◆ GIVEN PROBLEM
Copy out the listing that follows, exactly, without its pictures.
────────────────────────────────────────
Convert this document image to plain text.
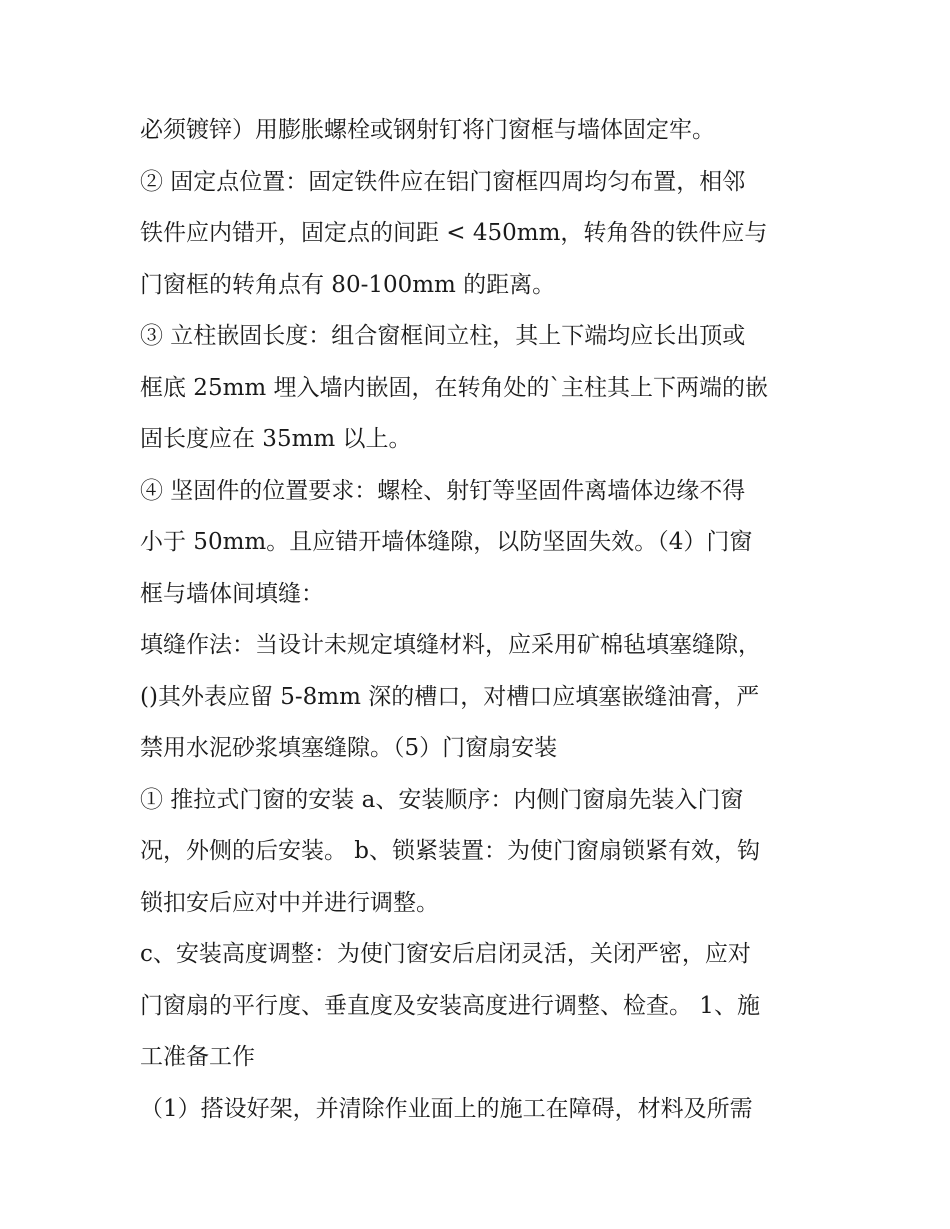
必须镀锌）用膨胀螺栓或钢射钉将门窗框与墙体固定牢。
② 固定点位置：固定铁件应在铝门窗框四周均匀布置，相邻
铁件应内错开，固定点的间距 < 450mm，转角咎的铁件应与
门窗框的转角点有 80-100mm 的距离。
③ 立柱嵌固长度：组合窗框间立柱，其上下端均应长出顶或
框底 25mm 埋入墙内嵌固，在转角处的`主柱其上下两端的嵌
固长度应在 35mm 以上。
④ 坚固件的位置要求：螺栓、射钉等坚固件离墙体边缘不得
小于 50mm。且应错开墙体缝隙，以防坚固失效。（4）门窗
框与墙体间填缝：
填缝作法：当设计未规定填缝材料，应采用矿棉毡填塞缝隙，
()其外表应留 5-8mm 深的槽口，对槽口应填塞嵌缝油膏，严
禁用水泥砂浆填塞缝隙。（5）门窗扇安装
① 推拉式门窗的安装 a、安装顺序：内侧门窗扇先装入门窗
况，外侧的后安装。 b、锁紧装置：为使门窗扇锁紧有效，钩
锁扣安后应对中并进行调整。
c、安装高度调整：为使门窗安后启闭灵活，关闭严密，应对
门窗扇的平行度、垂直度及安装高度进行调整、检查。 1、施
工准备工作
（1）搭设好架，并清除作业面上的施工在障碍，材料及所需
────────────────────────────────────────
◆ SOLUTION TO THIS EXERCISE
Convert this document image to plain text.
必须镀锌）用膨胀螺栓或钢射钉将门窗框与墙体固定牢。
② 固定点位置：固定铁件应在铝门窗框四周均匀布置，相邻
铁件应内错开，固定点的间距 < 450mm，转角咎的铁件应与
门窗框的转角点有 80-100mm 的距离。
③ 立柱嵌固长度：组合窗框间立柱，其上下端均应长出顶或
框底 25mm 埋入墙内嵌固，在转角处的`主柱其上下两端的嵌
固长度应在 35mm 以上。
④ 坚固件的位置要求：螺栓、射钉等坚固件离墙体边缘不得
小于 50mm。且应错开墙体缝隙，以防坚固失效。（4）门窗
框与墙体间填缝：
填缝作法：当设计未规定填缝材料，应采用矿棉毡填塞缝隙，
()其外表应留 5-8mm 深的槽口，对槽口应填塞嵌缝油膏，严
禁用水泥砂浆填塞缝隙。（5）门窗扇安装
① 推拉式门窗的安装 a、安装顺序：内侧门窗扇先装入门窗
况，外侧的后安装。 b、锁紧装置：为使门窗扇锁紧有效，钩
锁扣安后应对中并进行调整。
c、安装高度调整：为使门窗安后启闭灵活，关闭严密，应对
门窗扇的平行度、垂直度及安装高度进行调整、检查。 1、施
工准备工作
（1）搭设好架，并清除作业面上的施工在障碍，材料及所需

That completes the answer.